▶ **What is asked**: Find the word "Donnerstag" in the material below and gather every line that contains it.

Begin Given records

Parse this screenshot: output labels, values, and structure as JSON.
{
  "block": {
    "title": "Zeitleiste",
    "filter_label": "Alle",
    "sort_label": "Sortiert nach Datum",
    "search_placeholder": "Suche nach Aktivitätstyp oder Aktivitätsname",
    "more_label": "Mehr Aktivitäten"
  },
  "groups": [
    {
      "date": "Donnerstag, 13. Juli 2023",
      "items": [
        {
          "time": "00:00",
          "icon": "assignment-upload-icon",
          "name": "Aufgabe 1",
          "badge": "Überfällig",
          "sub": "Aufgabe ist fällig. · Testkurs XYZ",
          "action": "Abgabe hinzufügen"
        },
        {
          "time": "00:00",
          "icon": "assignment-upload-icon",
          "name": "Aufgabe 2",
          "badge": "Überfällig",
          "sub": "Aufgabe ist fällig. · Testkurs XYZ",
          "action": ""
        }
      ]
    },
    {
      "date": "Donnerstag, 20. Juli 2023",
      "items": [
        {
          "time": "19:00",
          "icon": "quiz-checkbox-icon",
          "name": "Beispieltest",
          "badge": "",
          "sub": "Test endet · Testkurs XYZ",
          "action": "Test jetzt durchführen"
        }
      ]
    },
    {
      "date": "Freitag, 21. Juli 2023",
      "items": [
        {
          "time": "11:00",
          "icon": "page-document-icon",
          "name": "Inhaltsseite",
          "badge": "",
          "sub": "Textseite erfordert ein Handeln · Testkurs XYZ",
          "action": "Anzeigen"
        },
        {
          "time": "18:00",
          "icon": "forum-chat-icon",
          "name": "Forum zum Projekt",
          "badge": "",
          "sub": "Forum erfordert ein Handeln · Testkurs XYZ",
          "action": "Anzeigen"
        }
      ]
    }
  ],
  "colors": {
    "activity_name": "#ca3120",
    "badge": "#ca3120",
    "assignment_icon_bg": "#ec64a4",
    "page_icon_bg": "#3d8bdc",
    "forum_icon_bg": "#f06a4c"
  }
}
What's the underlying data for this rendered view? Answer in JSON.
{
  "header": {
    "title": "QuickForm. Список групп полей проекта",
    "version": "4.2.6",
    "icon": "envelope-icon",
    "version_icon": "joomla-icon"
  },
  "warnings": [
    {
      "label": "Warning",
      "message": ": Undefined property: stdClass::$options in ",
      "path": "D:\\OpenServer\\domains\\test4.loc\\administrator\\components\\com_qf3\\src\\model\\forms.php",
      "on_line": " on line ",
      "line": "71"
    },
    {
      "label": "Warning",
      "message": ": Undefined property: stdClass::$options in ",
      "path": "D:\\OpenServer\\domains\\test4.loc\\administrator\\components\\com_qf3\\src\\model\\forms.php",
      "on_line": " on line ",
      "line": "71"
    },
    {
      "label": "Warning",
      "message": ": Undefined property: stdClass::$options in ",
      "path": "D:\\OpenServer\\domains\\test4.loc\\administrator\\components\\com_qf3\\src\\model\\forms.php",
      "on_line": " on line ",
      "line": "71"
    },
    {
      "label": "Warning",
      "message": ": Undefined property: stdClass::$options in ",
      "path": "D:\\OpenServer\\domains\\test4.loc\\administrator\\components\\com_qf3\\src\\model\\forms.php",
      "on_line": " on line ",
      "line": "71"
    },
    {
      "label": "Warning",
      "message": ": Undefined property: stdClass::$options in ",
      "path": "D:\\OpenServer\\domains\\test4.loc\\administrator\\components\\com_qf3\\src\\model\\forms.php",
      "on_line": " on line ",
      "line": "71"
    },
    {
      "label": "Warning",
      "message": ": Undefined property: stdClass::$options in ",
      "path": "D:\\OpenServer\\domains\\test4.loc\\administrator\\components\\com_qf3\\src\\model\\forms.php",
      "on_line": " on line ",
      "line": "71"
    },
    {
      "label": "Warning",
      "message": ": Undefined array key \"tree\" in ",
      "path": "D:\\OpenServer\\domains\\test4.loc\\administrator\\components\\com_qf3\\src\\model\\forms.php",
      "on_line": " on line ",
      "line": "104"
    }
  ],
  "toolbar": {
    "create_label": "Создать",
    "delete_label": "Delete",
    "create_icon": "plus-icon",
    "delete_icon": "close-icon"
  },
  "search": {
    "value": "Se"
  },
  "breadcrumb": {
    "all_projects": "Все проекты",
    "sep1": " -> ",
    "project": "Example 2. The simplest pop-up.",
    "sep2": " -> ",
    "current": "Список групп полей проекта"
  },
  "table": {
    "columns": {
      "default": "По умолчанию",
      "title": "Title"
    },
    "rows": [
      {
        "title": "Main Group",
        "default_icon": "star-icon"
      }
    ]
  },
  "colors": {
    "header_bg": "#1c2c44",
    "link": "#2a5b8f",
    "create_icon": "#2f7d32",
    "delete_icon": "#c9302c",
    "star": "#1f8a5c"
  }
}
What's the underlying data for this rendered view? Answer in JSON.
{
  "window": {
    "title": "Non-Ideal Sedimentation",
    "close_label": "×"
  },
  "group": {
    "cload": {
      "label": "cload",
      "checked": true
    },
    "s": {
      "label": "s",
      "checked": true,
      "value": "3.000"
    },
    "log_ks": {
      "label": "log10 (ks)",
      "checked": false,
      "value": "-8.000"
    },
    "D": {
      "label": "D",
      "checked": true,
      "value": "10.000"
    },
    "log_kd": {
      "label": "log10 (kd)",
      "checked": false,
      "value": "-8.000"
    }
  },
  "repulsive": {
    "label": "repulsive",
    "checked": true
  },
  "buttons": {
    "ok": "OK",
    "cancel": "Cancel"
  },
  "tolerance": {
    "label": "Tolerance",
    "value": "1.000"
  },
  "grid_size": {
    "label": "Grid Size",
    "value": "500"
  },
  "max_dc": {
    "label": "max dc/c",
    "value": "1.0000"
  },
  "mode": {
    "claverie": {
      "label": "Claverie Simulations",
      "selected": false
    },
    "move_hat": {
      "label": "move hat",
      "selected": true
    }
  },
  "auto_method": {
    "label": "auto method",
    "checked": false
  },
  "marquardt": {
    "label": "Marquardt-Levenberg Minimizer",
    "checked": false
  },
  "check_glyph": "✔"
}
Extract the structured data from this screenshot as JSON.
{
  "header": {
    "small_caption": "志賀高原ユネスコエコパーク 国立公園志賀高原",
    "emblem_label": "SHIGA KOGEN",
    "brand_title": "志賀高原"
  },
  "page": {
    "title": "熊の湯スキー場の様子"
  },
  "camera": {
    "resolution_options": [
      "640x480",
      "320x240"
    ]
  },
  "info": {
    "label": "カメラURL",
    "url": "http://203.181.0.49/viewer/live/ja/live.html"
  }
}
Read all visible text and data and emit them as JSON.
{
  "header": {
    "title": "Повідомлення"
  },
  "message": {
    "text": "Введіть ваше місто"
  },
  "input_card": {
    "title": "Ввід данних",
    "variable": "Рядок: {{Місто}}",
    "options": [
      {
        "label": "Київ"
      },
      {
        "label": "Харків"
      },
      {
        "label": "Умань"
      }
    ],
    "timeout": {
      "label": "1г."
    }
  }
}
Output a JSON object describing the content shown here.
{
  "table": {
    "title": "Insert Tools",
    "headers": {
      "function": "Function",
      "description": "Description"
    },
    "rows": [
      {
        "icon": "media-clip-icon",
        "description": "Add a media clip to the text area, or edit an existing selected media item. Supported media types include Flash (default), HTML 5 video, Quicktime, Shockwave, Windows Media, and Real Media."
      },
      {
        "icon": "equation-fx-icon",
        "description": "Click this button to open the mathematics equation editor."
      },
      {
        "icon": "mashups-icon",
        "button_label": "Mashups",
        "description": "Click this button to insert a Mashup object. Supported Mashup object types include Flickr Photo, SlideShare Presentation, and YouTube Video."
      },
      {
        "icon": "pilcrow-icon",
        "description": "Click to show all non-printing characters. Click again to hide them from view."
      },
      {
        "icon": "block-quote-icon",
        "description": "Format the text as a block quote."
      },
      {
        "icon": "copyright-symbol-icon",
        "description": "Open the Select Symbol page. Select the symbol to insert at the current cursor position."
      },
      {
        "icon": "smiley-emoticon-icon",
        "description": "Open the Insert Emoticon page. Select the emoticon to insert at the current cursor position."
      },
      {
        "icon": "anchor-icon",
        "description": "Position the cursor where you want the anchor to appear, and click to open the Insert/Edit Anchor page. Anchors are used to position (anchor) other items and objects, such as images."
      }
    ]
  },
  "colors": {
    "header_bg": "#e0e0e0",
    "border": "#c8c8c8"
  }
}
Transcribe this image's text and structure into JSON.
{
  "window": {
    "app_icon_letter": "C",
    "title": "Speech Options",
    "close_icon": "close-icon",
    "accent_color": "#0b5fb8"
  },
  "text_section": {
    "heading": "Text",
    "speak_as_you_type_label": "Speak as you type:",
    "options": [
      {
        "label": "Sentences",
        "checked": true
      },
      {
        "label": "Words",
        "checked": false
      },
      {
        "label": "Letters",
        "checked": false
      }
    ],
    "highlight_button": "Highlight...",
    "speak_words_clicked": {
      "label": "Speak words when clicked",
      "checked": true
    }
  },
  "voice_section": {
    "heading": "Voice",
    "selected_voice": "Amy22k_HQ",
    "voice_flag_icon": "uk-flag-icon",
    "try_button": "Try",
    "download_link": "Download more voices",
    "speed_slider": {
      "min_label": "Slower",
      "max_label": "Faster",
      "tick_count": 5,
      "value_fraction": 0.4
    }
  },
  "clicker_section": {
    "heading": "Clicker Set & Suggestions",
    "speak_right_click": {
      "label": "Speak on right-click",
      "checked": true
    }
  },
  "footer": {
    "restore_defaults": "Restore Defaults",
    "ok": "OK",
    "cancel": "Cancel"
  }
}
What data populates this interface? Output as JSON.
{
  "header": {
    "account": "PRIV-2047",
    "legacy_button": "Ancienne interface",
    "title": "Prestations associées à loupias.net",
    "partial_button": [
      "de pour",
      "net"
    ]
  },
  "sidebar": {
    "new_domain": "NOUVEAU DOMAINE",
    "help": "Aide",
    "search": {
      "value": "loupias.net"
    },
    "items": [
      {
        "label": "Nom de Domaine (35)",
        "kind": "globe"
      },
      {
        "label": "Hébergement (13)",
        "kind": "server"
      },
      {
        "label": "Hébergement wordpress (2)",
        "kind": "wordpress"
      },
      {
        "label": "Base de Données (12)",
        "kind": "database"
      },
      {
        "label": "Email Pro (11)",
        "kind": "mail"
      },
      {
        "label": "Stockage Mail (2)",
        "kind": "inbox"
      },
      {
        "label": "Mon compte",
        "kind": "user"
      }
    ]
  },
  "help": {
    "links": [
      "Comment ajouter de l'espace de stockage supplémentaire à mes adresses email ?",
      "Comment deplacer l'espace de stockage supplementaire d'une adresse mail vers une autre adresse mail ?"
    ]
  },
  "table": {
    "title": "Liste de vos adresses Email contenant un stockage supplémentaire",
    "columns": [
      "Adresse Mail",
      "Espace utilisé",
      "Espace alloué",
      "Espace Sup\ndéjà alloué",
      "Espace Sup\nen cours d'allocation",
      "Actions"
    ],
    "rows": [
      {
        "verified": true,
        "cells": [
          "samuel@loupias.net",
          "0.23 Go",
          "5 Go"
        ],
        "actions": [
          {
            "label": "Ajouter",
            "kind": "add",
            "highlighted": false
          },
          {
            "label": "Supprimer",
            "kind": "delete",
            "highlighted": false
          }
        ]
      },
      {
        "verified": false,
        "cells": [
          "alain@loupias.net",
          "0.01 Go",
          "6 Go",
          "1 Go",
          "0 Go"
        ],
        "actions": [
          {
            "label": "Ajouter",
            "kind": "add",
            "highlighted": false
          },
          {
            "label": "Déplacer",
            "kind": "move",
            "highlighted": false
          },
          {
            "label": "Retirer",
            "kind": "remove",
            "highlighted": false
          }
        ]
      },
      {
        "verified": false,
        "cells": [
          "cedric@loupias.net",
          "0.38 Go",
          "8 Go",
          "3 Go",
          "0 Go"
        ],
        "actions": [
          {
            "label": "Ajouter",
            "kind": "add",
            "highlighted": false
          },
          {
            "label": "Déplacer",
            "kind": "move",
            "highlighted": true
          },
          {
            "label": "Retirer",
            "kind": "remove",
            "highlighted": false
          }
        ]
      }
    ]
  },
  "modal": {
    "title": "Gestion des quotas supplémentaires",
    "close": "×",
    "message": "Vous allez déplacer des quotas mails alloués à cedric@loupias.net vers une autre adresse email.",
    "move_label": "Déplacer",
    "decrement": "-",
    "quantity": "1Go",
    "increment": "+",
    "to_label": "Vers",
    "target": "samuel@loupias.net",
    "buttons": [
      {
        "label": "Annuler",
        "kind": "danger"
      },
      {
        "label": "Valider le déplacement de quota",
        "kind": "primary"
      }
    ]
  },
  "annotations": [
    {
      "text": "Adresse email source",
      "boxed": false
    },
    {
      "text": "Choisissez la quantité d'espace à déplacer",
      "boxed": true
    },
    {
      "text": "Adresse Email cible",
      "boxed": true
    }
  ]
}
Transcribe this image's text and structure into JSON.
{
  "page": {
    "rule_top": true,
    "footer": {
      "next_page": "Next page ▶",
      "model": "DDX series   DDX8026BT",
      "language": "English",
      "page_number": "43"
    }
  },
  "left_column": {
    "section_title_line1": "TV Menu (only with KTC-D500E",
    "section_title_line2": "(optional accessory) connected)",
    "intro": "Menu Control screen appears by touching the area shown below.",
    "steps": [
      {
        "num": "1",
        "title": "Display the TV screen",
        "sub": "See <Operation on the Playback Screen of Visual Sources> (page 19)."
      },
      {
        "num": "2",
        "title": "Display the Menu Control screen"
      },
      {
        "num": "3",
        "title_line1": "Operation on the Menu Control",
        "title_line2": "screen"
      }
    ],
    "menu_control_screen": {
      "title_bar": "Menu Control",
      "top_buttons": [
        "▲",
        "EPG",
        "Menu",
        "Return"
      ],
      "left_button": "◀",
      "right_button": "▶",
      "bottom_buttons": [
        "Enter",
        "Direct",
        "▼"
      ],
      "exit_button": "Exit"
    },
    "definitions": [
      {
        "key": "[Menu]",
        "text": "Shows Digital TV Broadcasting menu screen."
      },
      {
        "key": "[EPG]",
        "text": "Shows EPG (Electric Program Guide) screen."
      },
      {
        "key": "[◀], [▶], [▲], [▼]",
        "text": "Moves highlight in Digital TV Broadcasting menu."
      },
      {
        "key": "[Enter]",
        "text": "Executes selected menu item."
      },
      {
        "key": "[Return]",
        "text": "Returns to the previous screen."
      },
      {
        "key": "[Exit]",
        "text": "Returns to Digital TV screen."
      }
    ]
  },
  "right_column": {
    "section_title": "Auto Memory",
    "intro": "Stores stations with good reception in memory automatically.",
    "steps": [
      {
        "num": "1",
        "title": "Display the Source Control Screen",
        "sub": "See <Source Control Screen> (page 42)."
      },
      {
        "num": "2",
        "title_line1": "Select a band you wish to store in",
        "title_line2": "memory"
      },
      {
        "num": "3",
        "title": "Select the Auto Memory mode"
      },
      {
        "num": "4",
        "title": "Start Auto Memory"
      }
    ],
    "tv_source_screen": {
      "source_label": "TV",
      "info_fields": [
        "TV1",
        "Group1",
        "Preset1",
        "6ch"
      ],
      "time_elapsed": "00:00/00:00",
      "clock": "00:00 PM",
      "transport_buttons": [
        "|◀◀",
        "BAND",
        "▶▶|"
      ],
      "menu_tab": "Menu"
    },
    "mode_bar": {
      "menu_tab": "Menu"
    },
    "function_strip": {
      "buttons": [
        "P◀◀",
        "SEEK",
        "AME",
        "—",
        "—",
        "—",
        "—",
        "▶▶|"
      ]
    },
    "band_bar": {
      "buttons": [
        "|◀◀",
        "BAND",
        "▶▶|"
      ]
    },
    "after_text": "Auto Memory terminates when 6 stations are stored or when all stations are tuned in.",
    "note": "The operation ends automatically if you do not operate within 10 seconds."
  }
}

End Given records

▶ **Exercise response**:
      "date": "Donnerstag, 13. Juli 2023",
      "date": "Donnerstag, 20. Juli 2023",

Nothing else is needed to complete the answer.